:: Items from a dataset ::
_ _ _ _ _

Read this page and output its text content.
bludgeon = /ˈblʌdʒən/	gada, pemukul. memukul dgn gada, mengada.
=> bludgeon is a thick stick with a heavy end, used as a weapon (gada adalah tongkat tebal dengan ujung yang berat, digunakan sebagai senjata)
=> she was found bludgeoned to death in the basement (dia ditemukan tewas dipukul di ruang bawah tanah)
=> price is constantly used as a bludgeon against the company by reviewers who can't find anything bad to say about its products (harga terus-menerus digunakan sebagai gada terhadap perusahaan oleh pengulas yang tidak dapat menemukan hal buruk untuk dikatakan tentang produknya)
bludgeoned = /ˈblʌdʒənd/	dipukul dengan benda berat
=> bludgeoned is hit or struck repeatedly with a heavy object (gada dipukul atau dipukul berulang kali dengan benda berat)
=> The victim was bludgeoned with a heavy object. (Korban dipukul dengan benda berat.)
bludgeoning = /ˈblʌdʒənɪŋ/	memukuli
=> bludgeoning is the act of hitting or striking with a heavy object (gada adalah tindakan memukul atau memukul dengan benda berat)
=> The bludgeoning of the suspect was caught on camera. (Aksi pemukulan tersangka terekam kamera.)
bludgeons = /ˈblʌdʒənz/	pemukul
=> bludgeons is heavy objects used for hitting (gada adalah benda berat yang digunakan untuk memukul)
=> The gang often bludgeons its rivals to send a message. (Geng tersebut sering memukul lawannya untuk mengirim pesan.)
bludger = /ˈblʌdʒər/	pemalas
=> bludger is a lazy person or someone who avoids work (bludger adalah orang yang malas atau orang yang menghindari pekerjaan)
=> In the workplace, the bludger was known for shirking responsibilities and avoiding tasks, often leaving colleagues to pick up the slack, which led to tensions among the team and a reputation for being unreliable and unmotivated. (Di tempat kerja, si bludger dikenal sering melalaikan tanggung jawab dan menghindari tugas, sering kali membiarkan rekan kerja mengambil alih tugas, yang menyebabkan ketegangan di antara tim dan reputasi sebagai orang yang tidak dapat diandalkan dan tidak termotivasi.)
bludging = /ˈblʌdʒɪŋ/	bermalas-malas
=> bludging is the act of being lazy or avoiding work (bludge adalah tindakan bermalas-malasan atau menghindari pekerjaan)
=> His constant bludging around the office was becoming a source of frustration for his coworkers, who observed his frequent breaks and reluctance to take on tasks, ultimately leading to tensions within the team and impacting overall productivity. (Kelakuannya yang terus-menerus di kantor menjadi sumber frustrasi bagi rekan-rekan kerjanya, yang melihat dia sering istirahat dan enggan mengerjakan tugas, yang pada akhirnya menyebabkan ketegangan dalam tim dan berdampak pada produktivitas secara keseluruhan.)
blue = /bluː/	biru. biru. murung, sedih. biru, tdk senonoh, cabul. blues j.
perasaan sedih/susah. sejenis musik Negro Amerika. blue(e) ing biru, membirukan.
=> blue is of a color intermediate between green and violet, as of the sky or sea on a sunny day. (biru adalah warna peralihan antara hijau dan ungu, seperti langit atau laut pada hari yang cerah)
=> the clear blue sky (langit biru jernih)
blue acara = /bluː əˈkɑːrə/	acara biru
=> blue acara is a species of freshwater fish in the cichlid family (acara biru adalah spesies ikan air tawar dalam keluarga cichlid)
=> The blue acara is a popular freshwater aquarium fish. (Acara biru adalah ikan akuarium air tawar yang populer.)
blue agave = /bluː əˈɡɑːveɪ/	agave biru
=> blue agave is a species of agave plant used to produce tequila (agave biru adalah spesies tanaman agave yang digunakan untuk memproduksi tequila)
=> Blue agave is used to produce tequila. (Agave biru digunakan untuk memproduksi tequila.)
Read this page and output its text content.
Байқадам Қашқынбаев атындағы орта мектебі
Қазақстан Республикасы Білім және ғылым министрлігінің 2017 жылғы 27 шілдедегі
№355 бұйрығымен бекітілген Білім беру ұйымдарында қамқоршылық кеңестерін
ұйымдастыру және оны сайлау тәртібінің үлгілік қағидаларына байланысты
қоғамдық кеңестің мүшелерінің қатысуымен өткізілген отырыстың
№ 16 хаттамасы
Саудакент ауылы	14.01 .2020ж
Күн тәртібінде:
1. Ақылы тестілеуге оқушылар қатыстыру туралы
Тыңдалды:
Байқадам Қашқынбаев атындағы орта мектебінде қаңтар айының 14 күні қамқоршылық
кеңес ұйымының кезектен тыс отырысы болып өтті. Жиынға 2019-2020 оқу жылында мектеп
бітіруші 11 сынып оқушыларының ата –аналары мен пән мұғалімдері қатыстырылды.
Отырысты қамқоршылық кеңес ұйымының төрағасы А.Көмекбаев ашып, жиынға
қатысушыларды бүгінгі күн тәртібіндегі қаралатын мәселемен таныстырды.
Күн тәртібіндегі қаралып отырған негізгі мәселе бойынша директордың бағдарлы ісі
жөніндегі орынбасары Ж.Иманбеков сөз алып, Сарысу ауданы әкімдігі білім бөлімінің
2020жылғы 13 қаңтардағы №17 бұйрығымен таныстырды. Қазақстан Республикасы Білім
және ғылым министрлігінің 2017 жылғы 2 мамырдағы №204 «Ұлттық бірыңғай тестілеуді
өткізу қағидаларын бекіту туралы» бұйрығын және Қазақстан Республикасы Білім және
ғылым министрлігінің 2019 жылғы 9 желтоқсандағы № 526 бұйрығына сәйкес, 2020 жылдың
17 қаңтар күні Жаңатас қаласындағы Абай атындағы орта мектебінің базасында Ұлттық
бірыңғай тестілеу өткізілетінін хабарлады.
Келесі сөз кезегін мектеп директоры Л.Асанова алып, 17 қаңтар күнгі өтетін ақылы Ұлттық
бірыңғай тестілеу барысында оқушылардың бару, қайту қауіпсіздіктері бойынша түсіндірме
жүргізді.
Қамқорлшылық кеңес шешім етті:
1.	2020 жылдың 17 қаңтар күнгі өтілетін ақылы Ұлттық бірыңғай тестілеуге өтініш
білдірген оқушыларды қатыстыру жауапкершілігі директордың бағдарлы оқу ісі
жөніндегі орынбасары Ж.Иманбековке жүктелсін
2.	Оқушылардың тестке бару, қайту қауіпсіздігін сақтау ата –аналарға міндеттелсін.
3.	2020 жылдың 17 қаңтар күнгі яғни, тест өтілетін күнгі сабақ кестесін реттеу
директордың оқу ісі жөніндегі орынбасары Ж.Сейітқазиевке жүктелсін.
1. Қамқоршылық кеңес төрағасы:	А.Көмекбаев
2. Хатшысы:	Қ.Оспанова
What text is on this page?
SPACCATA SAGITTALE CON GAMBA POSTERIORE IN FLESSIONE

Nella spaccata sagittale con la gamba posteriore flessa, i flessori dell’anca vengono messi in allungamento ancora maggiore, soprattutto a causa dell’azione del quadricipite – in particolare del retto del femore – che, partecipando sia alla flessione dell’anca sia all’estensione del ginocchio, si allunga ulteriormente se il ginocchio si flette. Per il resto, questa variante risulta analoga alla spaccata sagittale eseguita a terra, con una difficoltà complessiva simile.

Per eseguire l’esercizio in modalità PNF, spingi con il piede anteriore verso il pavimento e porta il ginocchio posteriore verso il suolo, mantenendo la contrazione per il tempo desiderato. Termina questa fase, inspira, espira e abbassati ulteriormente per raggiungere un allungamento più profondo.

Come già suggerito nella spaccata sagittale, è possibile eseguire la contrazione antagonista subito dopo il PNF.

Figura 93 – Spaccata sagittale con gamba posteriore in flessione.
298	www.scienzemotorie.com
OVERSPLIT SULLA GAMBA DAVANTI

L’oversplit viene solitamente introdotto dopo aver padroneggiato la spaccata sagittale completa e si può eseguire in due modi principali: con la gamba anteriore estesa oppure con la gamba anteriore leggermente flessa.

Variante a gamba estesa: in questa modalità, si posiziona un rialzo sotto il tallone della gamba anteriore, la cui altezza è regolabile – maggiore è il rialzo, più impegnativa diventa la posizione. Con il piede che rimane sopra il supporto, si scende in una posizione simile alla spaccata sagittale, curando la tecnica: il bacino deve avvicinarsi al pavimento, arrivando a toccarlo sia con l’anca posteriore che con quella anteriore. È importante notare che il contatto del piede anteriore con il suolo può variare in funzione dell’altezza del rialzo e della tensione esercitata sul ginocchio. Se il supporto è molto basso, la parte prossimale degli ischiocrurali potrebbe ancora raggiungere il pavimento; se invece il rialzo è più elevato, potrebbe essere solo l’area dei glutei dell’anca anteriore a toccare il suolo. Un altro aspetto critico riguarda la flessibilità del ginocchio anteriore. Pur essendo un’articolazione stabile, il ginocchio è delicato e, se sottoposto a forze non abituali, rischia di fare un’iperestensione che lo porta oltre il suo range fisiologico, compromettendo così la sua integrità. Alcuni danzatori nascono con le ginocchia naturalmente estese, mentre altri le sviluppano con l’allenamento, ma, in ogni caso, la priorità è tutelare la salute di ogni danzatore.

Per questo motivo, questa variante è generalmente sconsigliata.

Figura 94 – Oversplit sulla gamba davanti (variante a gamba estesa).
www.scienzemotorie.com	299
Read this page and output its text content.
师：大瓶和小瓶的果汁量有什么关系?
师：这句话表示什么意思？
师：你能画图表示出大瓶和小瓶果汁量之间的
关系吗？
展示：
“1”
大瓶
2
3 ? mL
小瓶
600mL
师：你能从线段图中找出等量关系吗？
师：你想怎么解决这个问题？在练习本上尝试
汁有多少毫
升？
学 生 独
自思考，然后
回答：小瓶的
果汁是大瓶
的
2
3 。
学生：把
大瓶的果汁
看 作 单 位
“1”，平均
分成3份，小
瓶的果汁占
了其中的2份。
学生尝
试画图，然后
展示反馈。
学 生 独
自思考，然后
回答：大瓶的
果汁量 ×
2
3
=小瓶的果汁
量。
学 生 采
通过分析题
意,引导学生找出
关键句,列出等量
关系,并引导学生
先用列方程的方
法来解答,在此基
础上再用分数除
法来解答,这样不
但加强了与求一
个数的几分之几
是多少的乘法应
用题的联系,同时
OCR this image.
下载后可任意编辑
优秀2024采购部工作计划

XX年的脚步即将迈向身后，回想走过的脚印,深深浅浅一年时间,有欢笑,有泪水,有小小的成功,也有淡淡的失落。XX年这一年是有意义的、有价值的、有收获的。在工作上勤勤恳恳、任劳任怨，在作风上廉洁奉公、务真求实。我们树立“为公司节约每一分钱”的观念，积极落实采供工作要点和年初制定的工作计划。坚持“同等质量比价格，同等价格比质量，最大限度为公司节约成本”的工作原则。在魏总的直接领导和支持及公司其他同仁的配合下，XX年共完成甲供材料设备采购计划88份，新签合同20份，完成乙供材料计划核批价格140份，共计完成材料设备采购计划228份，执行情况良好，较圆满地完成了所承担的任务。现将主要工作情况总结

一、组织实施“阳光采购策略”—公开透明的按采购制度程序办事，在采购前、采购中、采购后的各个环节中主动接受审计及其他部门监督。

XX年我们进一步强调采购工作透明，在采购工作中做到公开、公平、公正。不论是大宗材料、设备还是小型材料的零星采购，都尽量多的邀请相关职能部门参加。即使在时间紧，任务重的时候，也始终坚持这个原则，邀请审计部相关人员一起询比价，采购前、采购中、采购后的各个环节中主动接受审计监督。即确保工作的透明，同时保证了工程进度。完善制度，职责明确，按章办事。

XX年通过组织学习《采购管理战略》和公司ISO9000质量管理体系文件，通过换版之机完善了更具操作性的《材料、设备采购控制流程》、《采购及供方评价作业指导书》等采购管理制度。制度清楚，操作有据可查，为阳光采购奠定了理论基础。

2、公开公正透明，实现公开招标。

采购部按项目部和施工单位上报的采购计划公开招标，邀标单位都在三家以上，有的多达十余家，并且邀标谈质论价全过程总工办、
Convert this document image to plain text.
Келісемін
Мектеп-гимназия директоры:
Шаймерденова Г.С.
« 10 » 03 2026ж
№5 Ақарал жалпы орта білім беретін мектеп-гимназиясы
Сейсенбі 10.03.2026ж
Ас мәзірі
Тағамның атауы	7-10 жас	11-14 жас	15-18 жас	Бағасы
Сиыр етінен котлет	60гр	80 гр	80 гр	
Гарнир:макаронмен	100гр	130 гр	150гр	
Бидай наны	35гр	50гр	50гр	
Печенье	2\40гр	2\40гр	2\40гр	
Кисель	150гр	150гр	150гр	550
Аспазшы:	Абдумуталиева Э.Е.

_ _ _ _ _

:: WRITTEN TASK ::
Work out the count of lines containing the word "жылдың", then write only that count.

:: RESULT FOR THIS EXERCISE ::
3